*Work to be completed*
Tally the lines in the following entries that include the word "выполненного"; state only the total.
───── Working data ─────
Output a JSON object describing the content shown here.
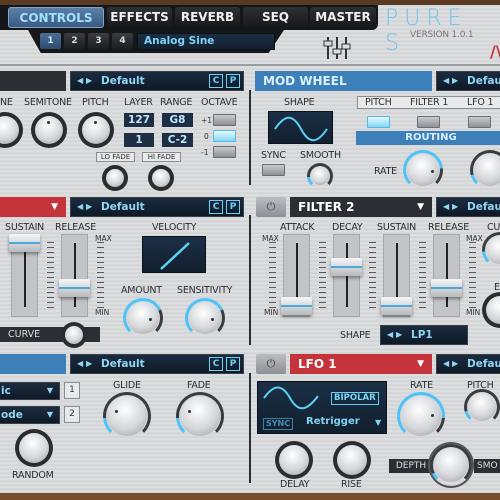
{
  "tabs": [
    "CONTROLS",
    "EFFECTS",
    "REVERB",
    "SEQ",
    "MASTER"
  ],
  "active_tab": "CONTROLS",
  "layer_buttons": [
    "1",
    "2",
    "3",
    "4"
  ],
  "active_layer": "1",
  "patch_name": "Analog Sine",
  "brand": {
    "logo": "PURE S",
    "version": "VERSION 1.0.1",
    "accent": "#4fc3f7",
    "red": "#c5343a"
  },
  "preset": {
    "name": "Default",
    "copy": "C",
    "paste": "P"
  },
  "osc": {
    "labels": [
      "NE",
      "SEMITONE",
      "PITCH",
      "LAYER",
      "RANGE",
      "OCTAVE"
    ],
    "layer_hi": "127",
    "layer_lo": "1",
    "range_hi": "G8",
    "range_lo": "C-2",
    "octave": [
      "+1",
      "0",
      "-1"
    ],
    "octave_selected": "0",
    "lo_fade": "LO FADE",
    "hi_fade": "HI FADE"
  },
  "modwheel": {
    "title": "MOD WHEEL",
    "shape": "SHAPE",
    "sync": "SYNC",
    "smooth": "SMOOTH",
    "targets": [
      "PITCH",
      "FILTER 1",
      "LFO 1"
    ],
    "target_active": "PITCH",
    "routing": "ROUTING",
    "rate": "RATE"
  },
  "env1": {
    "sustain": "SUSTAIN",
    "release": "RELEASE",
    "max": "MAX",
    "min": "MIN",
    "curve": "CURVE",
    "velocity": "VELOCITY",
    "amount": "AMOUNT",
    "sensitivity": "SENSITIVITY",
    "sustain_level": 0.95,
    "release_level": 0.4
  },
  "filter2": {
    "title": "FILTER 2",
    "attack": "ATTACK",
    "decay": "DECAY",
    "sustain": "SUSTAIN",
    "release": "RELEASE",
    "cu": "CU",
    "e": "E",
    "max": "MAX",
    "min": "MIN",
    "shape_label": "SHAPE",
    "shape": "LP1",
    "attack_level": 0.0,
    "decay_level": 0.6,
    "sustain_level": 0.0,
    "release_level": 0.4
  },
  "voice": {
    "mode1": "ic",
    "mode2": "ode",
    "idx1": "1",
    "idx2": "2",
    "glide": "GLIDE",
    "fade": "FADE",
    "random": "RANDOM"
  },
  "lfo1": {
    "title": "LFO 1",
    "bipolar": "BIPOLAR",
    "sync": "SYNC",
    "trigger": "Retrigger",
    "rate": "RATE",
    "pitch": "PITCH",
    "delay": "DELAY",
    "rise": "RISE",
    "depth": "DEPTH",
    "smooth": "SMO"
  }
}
─────
───── Working data ─────
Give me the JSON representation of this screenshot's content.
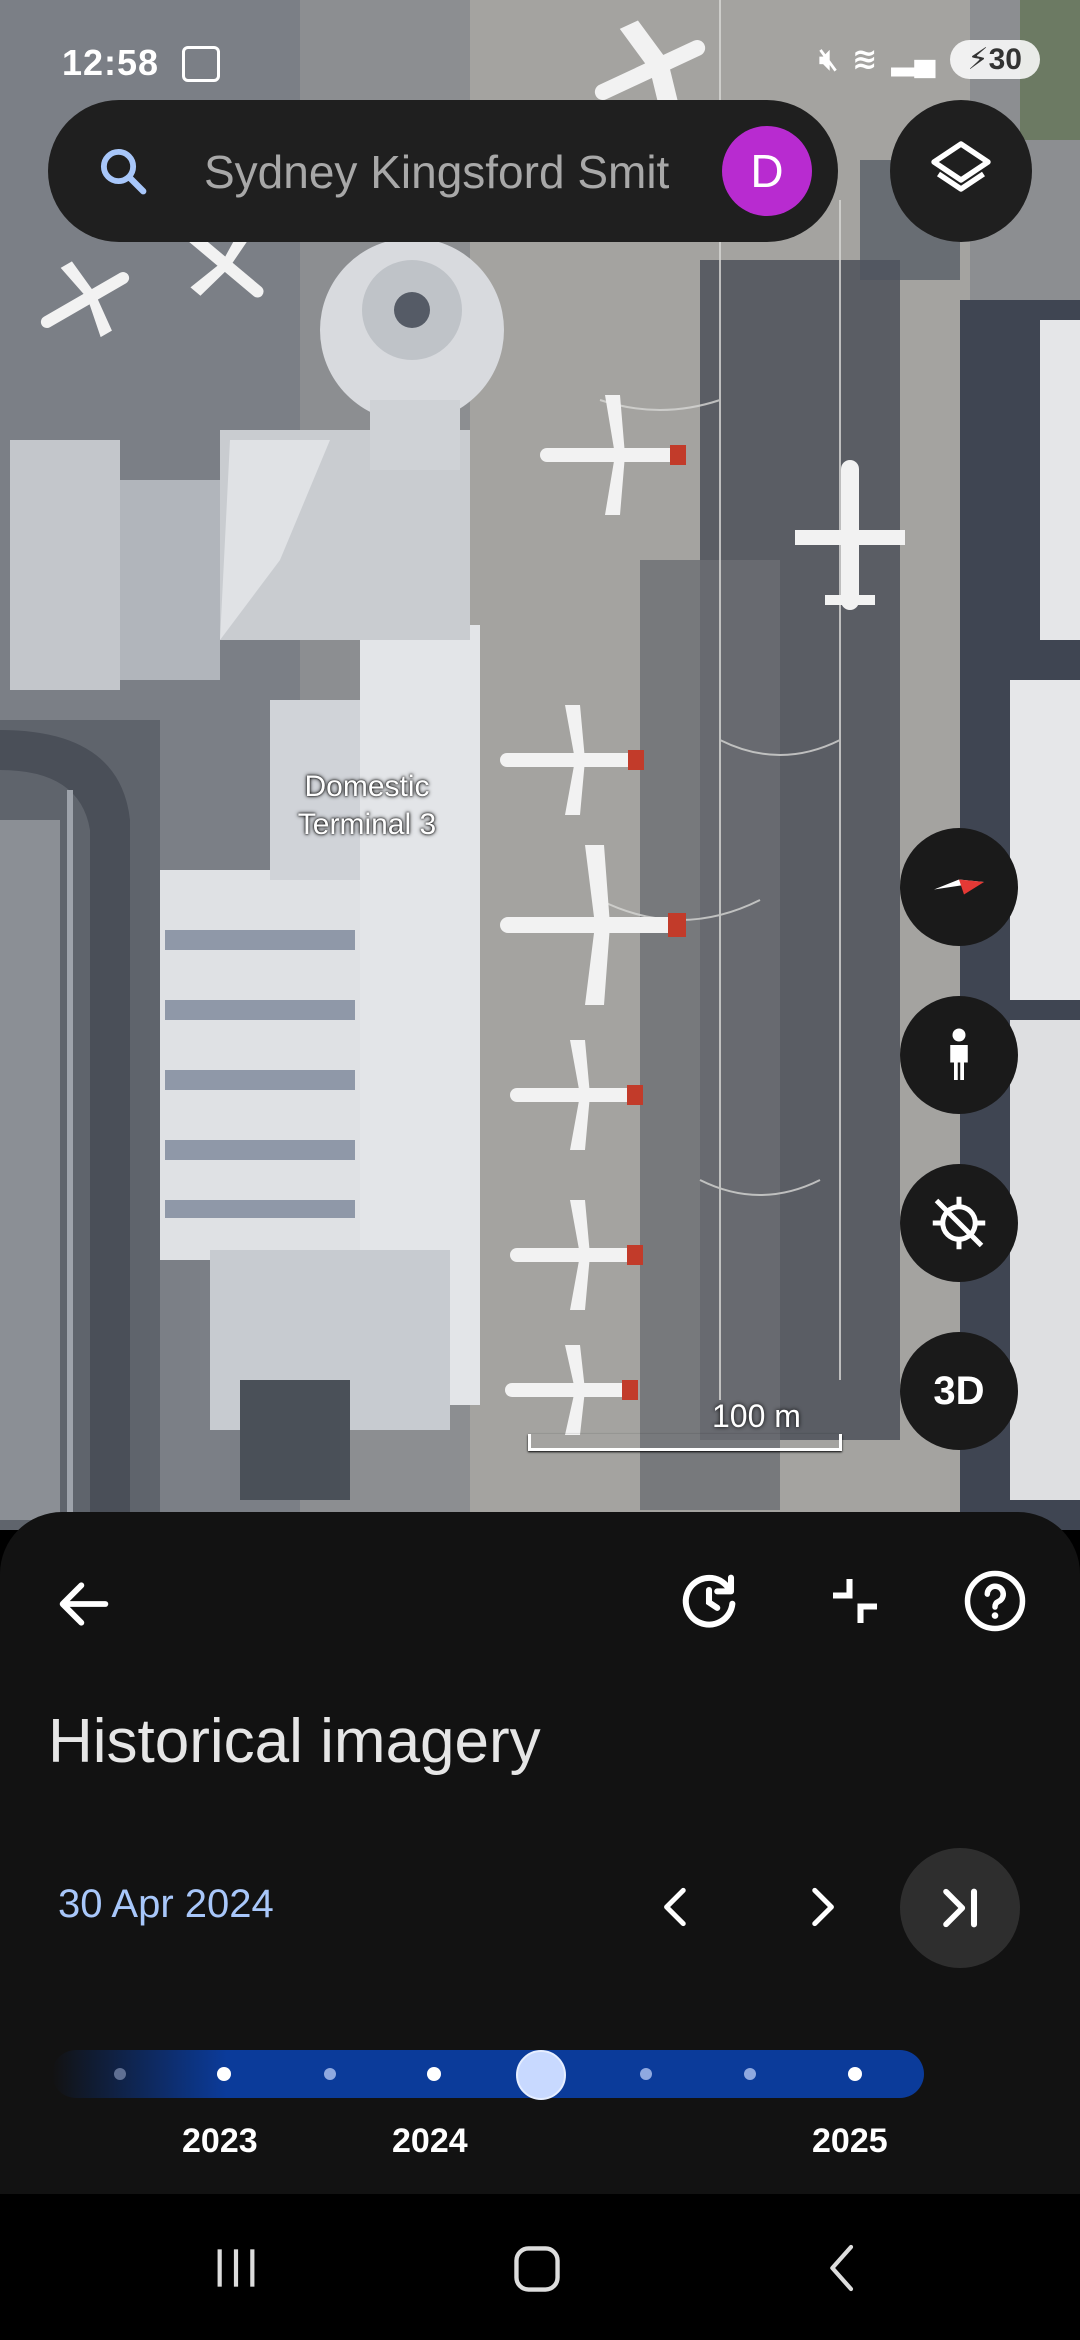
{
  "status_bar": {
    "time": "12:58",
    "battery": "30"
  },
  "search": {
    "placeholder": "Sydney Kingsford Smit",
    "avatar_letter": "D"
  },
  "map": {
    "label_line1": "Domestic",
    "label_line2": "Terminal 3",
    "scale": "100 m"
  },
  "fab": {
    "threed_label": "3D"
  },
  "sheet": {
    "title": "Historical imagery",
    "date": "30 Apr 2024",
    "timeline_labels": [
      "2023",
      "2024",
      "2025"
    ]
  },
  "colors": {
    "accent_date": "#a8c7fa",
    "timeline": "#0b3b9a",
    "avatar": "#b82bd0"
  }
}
─────
───── Working data ─────
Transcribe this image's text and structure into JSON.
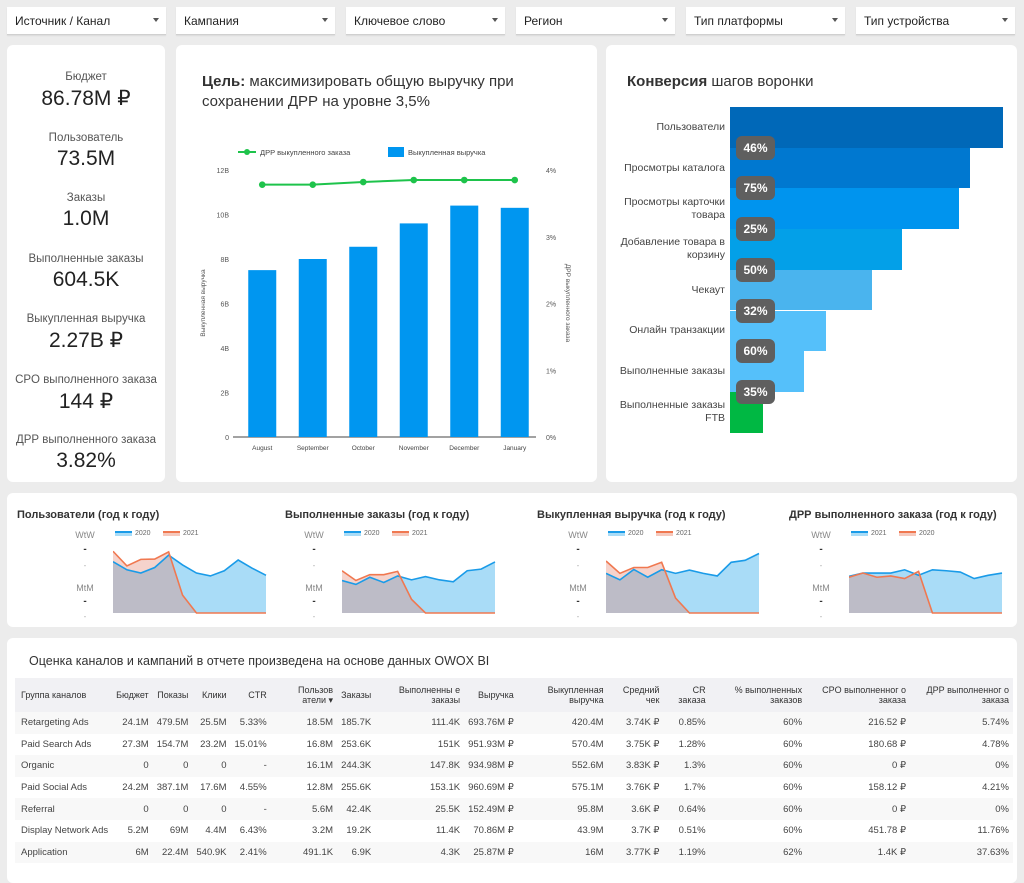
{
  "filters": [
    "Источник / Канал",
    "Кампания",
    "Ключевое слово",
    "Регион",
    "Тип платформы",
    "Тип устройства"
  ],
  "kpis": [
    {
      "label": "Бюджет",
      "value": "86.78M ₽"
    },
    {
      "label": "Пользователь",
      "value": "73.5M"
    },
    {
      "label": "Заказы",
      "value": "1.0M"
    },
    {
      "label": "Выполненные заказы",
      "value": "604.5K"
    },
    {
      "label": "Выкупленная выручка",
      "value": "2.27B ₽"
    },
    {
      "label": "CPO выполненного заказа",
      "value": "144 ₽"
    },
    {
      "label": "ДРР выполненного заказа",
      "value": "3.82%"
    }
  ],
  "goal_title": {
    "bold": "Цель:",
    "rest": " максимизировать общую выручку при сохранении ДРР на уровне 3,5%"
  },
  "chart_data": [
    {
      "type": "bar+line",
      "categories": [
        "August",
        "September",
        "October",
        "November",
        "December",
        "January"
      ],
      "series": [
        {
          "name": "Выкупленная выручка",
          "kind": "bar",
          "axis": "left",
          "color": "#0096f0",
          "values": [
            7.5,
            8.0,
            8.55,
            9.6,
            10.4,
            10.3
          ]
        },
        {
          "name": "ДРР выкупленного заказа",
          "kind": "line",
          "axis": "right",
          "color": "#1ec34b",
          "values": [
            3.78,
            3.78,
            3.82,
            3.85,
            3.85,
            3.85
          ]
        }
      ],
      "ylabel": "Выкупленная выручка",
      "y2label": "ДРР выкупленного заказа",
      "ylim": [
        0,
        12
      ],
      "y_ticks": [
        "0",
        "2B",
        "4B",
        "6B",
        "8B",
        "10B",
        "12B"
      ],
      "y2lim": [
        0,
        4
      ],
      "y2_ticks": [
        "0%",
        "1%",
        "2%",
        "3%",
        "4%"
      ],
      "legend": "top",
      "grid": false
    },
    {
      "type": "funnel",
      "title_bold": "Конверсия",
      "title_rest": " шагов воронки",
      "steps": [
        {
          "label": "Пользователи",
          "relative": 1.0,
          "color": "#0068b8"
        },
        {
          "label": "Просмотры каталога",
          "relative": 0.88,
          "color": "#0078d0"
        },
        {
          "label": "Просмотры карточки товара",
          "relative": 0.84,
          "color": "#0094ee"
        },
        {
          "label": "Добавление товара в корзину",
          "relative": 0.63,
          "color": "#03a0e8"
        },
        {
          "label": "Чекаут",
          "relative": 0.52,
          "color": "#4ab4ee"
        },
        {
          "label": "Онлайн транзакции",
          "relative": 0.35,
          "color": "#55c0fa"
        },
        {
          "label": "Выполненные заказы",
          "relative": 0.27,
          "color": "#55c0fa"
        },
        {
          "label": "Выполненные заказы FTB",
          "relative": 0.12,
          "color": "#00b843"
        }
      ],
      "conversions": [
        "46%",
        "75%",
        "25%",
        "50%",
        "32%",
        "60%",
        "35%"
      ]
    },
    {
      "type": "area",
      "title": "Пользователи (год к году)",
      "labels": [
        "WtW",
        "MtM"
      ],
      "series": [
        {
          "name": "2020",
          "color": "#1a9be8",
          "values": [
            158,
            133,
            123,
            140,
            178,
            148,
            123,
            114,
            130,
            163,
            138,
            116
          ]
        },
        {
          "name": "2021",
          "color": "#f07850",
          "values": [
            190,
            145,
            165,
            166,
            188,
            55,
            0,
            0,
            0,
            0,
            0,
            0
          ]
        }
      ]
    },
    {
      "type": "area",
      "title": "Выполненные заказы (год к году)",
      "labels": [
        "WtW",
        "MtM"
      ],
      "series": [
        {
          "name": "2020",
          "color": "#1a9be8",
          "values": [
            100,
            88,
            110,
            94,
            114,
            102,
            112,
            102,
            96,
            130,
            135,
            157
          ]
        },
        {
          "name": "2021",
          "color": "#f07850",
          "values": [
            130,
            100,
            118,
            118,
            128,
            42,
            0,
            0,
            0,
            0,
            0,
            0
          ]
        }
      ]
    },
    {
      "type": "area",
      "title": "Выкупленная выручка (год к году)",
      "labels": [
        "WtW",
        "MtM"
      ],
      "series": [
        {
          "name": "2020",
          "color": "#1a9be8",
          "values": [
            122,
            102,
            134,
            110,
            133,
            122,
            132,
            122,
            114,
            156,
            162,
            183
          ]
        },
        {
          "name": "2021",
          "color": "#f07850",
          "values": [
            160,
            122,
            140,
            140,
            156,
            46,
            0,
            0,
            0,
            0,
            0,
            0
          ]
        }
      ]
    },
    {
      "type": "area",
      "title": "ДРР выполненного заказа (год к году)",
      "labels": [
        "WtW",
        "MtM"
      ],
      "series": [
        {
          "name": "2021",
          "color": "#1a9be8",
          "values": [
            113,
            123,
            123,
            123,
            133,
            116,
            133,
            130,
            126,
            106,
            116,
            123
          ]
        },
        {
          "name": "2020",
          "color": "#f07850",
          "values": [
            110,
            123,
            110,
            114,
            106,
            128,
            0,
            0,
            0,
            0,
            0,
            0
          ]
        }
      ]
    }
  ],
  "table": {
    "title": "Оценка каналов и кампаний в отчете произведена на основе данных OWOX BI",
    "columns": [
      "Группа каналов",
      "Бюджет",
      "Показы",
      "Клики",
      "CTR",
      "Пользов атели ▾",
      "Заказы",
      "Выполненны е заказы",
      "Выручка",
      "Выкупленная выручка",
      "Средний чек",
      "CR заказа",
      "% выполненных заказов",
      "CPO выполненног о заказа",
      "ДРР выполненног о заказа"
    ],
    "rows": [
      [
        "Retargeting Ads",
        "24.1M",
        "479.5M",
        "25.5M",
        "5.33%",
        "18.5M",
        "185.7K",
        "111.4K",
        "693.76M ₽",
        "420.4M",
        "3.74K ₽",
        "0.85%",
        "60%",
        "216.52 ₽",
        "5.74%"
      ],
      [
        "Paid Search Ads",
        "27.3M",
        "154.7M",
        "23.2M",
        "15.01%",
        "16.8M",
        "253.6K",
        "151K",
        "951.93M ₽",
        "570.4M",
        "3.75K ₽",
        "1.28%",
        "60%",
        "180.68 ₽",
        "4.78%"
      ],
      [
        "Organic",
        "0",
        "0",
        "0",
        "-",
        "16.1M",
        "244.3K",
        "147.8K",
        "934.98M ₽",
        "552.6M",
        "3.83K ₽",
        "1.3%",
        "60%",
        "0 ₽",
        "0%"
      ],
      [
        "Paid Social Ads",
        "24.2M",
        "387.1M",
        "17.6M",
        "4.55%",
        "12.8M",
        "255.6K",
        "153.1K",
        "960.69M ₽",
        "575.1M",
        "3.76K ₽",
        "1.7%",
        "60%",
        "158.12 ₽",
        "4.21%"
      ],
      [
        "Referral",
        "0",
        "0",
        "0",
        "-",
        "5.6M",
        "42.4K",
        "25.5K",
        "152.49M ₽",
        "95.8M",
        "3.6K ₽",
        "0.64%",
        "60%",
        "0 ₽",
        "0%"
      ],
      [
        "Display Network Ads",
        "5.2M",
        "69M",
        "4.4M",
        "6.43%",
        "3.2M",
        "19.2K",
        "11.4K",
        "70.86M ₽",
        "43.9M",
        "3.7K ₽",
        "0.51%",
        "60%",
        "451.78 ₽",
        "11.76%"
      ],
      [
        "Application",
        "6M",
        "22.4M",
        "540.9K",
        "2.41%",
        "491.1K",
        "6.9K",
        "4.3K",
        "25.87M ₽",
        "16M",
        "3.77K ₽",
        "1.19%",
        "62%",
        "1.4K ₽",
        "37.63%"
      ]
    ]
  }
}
─────
*Solution to this task*
3